(Lines of data)
-- start --
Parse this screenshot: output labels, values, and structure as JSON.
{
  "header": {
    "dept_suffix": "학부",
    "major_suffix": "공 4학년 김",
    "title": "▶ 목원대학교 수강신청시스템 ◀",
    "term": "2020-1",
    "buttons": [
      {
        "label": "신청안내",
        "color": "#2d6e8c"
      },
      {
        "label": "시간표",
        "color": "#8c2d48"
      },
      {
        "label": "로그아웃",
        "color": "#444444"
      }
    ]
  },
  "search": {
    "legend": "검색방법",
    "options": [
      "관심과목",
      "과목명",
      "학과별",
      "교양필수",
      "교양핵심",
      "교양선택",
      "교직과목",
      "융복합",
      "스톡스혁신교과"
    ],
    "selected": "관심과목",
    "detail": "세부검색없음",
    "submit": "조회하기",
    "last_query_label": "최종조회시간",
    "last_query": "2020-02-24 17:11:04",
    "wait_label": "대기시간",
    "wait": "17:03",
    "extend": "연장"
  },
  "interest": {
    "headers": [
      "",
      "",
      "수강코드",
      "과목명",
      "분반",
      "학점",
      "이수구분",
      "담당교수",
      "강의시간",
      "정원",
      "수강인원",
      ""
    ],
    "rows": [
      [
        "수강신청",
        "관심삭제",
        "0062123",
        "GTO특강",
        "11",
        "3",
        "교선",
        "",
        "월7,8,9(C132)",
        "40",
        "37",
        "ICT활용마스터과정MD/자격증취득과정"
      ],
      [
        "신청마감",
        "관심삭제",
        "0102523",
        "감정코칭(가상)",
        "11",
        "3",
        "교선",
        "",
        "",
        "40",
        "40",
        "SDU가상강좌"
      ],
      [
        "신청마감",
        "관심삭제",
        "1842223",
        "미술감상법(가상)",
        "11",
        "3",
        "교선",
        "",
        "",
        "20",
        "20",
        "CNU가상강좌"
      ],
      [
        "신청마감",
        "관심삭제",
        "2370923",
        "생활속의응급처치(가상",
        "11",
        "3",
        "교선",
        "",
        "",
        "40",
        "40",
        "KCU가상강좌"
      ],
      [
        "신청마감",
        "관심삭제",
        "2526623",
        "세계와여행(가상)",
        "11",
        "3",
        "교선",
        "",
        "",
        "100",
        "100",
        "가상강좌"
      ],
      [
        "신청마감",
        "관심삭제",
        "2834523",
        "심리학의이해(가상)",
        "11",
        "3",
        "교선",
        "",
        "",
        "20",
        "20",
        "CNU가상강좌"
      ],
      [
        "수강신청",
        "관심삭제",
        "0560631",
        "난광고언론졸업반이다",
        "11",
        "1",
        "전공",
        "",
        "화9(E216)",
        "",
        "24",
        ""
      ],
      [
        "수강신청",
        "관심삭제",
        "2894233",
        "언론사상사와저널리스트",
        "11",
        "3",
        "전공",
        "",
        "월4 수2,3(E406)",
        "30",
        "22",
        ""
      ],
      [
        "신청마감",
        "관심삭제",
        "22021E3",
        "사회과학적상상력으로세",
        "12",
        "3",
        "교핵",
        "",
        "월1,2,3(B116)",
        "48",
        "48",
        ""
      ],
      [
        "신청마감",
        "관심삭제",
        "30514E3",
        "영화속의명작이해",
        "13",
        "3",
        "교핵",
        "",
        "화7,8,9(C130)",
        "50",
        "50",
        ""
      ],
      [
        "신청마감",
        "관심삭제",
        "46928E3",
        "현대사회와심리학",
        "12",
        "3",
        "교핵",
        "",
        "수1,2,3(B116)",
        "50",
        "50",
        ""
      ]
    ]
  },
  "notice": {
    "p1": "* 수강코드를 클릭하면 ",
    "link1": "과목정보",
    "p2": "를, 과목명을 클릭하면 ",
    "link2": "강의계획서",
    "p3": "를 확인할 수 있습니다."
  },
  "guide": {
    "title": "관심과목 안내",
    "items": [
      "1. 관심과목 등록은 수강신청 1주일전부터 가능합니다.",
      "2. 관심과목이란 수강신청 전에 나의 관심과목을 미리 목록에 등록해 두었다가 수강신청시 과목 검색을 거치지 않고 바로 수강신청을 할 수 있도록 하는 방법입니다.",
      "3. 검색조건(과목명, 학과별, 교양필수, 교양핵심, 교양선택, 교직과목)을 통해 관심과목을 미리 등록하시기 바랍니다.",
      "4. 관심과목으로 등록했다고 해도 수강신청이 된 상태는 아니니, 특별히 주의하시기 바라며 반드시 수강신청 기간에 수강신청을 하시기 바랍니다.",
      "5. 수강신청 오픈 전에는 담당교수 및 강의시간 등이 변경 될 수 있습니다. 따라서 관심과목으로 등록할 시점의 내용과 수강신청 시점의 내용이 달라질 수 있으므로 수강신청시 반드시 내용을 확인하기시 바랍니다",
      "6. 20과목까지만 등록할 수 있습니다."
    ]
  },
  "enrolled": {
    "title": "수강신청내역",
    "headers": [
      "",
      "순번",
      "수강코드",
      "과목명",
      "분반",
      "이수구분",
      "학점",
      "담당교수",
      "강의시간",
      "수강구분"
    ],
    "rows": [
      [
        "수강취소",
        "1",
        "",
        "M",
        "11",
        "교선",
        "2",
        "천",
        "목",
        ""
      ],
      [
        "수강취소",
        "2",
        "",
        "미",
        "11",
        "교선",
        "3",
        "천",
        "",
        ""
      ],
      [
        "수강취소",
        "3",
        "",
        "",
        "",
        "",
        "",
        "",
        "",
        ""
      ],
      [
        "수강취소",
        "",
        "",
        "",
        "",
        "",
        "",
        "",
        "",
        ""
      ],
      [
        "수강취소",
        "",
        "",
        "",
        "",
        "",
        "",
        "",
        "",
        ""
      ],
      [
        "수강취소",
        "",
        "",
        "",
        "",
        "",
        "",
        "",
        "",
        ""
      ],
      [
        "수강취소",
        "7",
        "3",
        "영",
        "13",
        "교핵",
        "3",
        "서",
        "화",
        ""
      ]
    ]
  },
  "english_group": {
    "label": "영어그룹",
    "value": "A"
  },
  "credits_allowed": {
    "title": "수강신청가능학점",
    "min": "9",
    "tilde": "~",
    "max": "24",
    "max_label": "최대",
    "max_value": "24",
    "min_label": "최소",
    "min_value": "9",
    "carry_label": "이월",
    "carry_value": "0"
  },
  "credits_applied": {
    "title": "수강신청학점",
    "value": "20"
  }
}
-- end --
> _Written problem_: Repeat the entries shown above, every one, word for word.

> _Exercise output_:
Parse this screenshot: output labels, values, and structure as JSON.
{
  "header": {
    "dept_suffix": "학부",
    "major_suffix": "공 4학년 김",
    "title": "▶ 목원대학교 수강신청시스템 ◀",
    "term": "2020-1",
    "buttons": [
      {
        "label": "신청안내",
        "color": "#2d6e8c"
      },
      {
        "label": "시간표",
        "color": "#8c2d48"
      },
      {
        "label": "로그아웃",
        "color": "#444444"
      }
    ]
  },
  "search": {
    "legend": "검색방법",
    "options": [
      "관심과목",
      "과목명",
      "학과별",
      "교양필수",
      "교양핵심",
      "교양선택",
      "교직과목",
      "융복합",
      "스톡스혁신교과"
    ],
    "selected": "관심과목",
    "detail": "세부검색없음",
    "submit": "조회하기",
    "last_query_label": "최종조회시간",
    "last_query": "2020-02-24 17:11:04",
    "wait_label": "대기시간",
    "wait": "17:03",
    "extend": "연장"
  },
  "interest": {
    "headers": [
      "",
      "",
      "수강코드",
      "과목명",
      "분반",
      "학점",
      "이수구분",
      "담당교수",
      "강의시간",
      "정원",
      "수강인원",
      ""
    ],
    "rows": [
      [
        "수강신청",
        "관심삭제",
        "0062123",
        "GTO특강",
        "11",
        "3",
        "교선",
        "",
        "월7,8,9(C132)",
        "40",
        "37",
        "ICT활용마스터과정MD/자격증취득과정"
      ],
      [
        "신청마감",
        "관심삭제",
        "0102523",
        "감정코칭(가상)",
        "11",
        "3",
        "교선",
        "",
        "",
        "40",
        "40",
        "SDU가상강좌"
      ],
      [
        "신청마감",
        "관심삭제",
        "1842223",
        "미술감상법(가상)",
        "11",
        "3",
        "교선",
        "",
        "",
        "20",
        "20",
        "CNU가상강좌"
      ],
      [
        "신청마감",
        "관심삭제",
        "2370923",
        "생활속의응급처치(가상",
        "11",
        "3",
        "교선",
        "",
        "",
        "40",
        "40",
        "KCU가상강좌"
      ],
      [
        "신청마감",
        "관심삭제",
        "2526623",
        "세계와여행(가상)",
        "11",
        "3",
        "교선",
        "",
        "",
        "100",
        "100",
        "가상강좌"
      ],
      [
        "신청마감",
        "관심삭제",
        "2834523",
        "심리학의이해(가상)",
        "11",
        "3",
        "교선",
        "",
        "",
        "20",
        "20",
        "CNU가상강좌"
      ],
      [
        "수강신청",
        "관심삭제",
        "0560631",
        "난광고언론졸업반이다",
        "11",
        "1",
        "전공",
        "",
        "화9(E216)",
        "",
        "24",
        ""
      ],
      [
        "수강신청",
        "관심삭제",
        "2894233",
        "언론사상사와저널리스트",
        "11",
        "3",
        "전공",
        "",
        "월4 수2,3(E406)",
        "30",
        "22",
        ""
      ],
      [
        "신청마감",
        "관심삭제",
        "22021E3",
        "사회과학적상상력으로세",
        "12",
        "3",
        "교핵",
        "",
        "월1,2,3(B116)",
        "48",
        "48",
        ""
      ],
      [
        "신청마감",
        "관심삭제",
        "30514E3",
        "영화속의명작이해",
        "13",
        "3",
        "교핵",
        "",
        "화7,8,9(C130)",
        "50",
        "50",
        ""
      ],
      [
        "신청마감",
        "관심삭제",
        "46928E3",
        "현대사회와심리학",
        "12",
        "3",
        "교핵",
        "",
        "수1,2,3(B116)",
        "50",
        "50",
        ""
      ]
    ]
  },
  "notice": {
    "p1": "* 수강코드를 클릭하면 ",
    "link1": "과목정보",
    "p2": "를, 과목명을 클릭하면 ",
    "link2": "강의계획서",
    "p3": "를 확인할 수 있습니다."
  },
  "guide": {
    "title": "관심과목 안내",
    "items": [
      "1. 관심과목 등록은 수강신청 1주일전부터 가능합니다.",
      "2. 관심과목이란 수강신청 전에 나의 관심과목을 미리 목록에 등록해 두었다가 수강신청시 과목 검색을 거치지 않고 바로 수강신청을 할 수 있도록 하는 방법입니다.",
      "3. 검색조건(과목명, 학과별, 교양필수, 교양핵심, 교양선택, 교직과목)을 통해 관심과목을 미리 등록하시기 바랍니다.",
      "4. 관심과목으로 등록했다고 해도 수강신청이 된 상태는 아니니, 특별히 주의하시기 바라며 반드시 수강신청 기간에 수강신청을 하시기 바랍니다.",
      "5. 수강신청 오픈 전에는 담당교수 및 강의시간 등이 변경 될 수 있습니다. 따라서 관심과목으로 등록할 시점의 내용과 수강신청 시점의 내용이 달라질 수 있으므로 수강신청시 반드시 내용을 확인하기시 바랍니다",
      "6. 20과목까지만 등록할 수 있습니다."
    ]
  },
  "enrolled": {
    "title": "수강신청내역",
    "headers": [
      "",
      "순번",
      "수강코드",
      "과목명",
      "분반",
      "이수구분",
      "학점",
      "담당교수",
      "강의시간",
      "수강구분"
    ],
    "rows": [
      [
        "수강취소",
        "1",
        "",
        "M",
        "11",
        "교선",
        "2",
        "천",
        "목",
        ""
      ],
      [
        "수강취소",
        "2",
        "",
        "미",
        "11",
        "교선",
        "3",
        "천",
        "",
        ""
      ],
      [
        "수강취소",
        "3",
        "",
        "",
        "",
        "",
        "",
        "",
        "",
        ""
      ],
      [
        "수강취소",
        "",
        "",
        "",
        "",
        "",
        "",
        "",
        "",
        ""
      ],
      [
        "수강취소",
        "",
        "",
        "",
        "",
        "",
        "",
        "",
        "",
        ""
      ],
      [
        "수강취소",
        "",
        "",
        "",
        "",
        "",
        "",
        "",
        "",
        ""
      ],
      [
        "수강취소",
        "7",
        "3",
        "영",
        "13",
        "교핵",
        "3",
        "서",
        "화",
        ""
      ]
    ]
  },
  "english_group": {
    "label": "영어그룹",
    "value": "A"
  },
  "credits_allowed": {
    "title": "수강신청가능학점",
    "min": "9",
    "tilde": "~",
    "max": "24",
    "max_label": "최대",
    "max_value": "24",
    "min_label": "최소",
    "min_value": "9",
    "carry_label": "이월",
    "carry_value": "0"
  },
  "credits_applied": {
    "title": "수강신청학점",
    "value": "20"
  }
}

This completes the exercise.